## Brief
In the listing below, lay out the lines as a Markdown table with columns Row and Line, starting with the line with "data-label: 33,8% [856,145,887,157]" and going on through the line with "data-label: 31,1% [498,162,529,174]". Number each row and leave out any blank lines.

## Raw records
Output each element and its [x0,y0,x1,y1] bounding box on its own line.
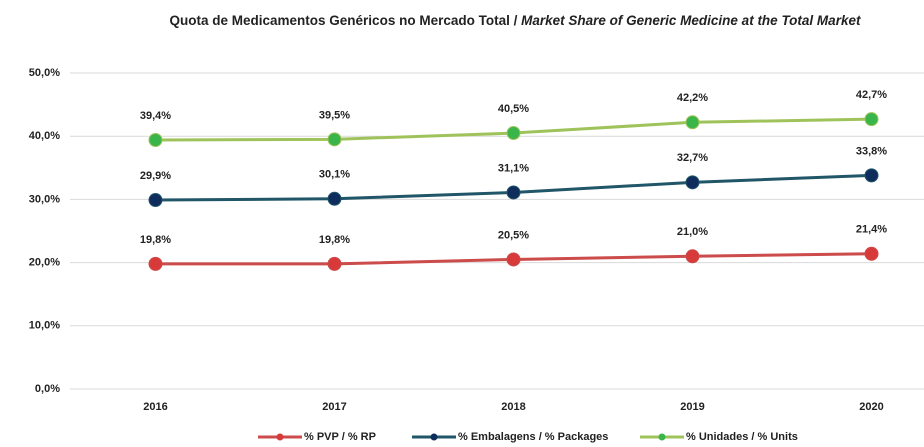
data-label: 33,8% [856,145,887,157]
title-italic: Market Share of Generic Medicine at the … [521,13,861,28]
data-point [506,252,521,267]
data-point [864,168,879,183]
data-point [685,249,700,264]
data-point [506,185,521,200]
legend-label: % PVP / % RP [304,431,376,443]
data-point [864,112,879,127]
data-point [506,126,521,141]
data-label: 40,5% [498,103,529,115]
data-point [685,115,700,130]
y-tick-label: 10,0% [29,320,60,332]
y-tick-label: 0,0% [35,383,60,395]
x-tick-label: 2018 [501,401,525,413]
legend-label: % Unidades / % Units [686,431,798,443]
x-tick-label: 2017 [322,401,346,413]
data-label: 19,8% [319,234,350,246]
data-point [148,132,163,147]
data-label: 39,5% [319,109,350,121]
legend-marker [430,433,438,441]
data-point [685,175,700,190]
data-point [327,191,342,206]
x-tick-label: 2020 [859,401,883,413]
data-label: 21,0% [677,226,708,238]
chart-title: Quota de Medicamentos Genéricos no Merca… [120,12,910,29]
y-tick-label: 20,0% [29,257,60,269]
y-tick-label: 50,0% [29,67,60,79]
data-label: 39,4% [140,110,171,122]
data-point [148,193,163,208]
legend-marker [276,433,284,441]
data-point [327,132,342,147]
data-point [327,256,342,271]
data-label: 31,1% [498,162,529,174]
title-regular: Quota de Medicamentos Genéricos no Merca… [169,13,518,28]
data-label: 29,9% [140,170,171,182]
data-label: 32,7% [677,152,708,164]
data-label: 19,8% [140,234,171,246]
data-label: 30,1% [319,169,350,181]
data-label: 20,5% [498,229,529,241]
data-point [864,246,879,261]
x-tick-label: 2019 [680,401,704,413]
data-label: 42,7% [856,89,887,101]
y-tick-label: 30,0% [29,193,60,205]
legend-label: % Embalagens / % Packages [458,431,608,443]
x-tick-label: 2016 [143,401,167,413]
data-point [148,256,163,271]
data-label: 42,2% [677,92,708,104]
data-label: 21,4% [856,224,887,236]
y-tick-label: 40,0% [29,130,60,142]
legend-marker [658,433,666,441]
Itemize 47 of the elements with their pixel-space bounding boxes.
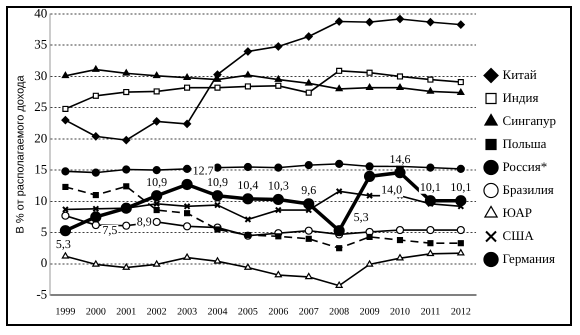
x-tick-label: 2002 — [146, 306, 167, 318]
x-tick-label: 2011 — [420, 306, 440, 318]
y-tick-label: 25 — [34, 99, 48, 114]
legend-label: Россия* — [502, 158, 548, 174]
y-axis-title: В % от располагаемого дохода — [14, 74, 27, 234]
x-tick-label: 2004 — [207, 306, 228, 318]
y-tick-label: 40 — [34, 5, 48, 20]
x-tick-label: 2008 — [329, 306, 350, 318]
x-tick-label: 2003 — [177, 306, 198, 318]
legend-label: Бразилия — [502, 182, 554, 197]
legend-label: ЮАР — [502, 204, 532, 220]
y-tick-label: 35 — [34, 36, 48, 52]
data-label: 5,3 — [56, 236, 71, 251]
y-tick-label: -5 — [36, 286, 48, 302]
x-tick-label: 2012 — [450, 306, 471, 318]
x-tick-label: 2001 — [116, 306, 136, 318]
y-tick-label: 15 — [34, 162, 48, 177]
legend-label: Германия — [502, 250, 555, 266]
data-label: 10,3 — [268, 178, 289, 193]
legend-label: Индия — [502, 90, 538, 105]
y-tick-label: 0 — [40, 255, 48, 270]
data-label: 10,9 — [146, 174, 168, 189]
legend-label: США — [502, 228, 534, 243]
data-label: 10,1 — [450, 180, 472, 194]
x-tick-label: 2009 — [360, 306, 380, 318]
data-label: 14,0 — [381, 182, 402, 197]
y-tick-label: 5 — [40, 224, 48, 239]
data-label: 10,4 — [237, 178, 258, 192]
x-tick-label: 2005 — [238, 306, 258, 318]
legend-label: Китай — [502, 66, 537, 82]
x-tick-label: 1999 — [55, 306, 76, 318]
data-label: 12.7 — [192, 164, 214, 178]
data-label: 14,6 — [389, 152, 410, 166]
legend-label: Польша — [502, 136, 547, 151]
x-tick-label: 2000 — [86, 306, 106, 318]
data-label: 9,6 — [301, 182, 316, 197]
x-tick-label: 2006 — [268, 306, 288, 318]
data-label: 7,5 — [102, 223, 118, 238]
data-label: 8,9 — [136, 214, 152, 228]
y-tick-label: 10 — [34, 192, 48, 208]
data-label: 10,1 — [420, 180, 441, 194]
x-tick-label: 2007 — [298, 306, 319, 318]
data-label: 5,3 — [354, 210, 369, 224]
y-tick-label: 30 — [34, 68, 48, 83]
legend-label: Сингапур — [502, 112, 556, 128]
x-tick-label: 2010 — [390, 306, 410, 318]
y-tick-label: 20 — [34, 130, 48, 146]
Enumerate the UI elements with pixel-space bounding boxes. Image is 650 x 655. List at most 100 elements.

...

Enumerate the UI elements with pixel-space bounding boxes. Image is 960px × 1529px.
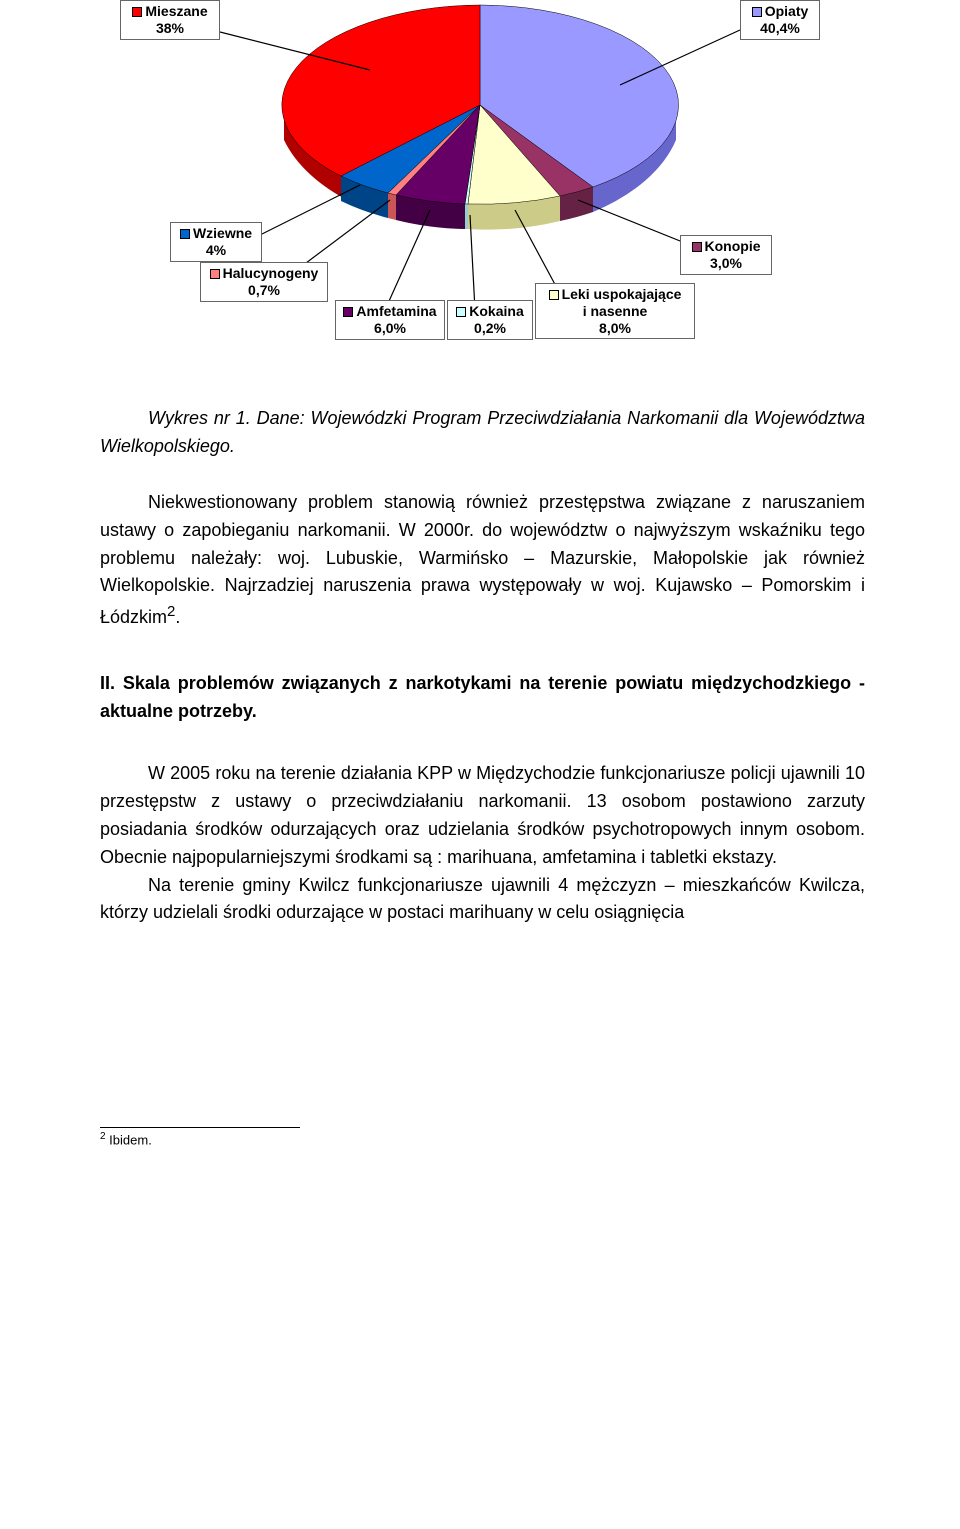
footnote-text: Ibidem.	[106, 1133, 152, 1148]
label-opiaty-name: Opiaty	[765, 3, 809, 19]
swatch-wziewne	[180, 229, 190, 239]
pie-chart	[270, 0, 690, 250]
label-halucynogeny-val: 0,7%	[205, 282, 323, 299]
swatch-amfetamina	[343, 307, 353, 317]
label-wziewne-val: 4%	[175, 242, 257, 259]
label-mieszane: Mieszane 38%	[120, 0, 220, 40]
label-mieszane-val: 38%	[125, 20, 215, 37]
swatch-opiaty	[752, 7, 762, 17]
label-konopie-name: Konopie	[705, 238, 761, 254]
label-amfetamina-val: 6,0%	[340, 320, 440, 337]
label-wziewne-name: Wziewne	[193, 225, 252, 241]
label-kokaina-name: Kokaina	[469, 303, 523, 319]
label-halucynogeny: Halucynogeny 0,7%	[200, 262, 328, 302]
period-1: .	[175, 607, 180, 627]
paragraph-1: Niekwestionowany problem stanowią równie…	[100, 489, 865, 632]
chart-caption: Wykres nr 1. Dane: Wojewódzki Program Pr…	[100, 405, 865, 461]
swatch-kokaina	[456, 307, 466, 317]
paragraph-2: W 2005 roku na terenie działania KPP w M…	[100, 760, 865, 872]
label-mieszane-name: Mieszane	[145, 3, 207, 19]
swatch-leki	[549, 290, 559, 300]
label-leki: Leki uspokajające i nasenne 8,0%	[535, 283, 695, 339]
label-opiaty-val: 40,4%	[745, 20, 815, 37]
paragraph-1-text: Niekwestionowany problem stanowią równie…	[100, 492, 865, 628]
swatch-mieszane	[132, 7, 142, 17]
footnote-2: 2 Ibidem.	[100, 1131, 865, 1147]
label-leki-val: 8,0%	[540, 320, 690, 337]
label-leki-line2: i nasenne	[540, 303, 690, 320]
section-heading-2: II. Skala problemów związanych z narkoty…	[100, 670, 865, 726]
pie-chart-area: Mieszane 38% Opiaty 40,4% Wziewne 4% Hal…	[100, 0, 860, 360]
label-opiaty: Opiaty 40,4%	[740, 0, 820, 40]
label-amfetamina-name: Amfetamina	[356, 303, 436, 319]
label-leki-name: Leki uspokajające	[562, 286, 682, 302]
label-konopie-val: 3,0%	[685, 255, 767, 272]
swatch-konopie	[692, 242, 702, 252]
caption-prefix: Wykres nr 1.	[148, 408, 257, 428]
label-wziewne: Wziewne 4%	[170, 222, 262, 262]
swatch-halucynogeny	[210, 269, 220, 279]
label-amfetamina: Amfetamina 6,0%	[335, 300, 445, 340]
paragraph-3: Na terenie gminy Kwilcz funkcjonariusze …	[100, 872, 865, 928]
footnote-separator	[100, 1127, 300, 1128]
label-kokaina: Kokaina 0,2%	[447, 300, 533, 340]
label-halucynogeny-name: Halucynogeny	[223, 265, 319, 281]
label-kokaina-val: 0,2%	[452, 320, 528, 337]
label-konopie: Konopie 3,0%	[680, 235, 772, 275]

## The reply
| Row | Line |
|---|---|
| 1 | data-label: 33,8% [856,145,887,157] |
| 2 | title-italic: Market Share of Generic Medicine at the … [521,13,861,28] |
| 3 | data-point [506,252,521,267] |
| 4 | data-point [864,168,879,183] |
| 5 | data-point [685,249,700,264] |
| 6 | data-point [506,185,521,200] |
| 7 | legend-label: % PVP / % RP [304,431,376,443] |
| 8 | data-point [864,112,879,127] |
| 9 | data-point [506,126,521,141] |
| 10 | data-label: 40,5% [498,103,529,115] |
| 11 | data-point [685,115,700,130] |
| 12 | y-tick-label: 10,0% [29,320,60,332] |
| 13 | y-tick-label: 0,0% [35,383,60,395] |
| 14 | x-tick-label: 2018 [501,401,525,413] |
| 15 | legend-label: % Unidades / % Units [686,431,798,443] |
| 16 | x-tick-label: 2017 [322,401,346,413] |
| 17 | data-label: 19,8% [319,234,350,246] |
| 18 | data-point [148,132,163,147] |
| 19 | data-label: 39,5% [319,109,350,121] |
| 20 | legend-marker [430,433,438,441] |
| 21 | data-point [685,175,700,190] |
| 22 | data-point [327,191,342,206] |
| 23 | x-tick-label: 2020 [859,401,883,413] |
| 24 | data-label: 21,0% [677,226,708,238] |
| 25 | chart-title: Quota de Medicamentos Genéricos no Merca… [120,12,910,29] |
| 26 | y-tick-label: 20,0% [29,257,60,269] |
| 27 | y-tick-label: 50,0% [29,67,60,79] |
| 28 | data-label: 39,4% [140,110,171,122] |
| 29 | data-point [148,193,163,208] |
| 30 | legend-marker [276,433,284,441] |
| 31 | data-point [327,132,342,147] |
| 32 | data-point [327,256,342,271] |
| 33 | data-label: 31,1% [498,162,529,174] |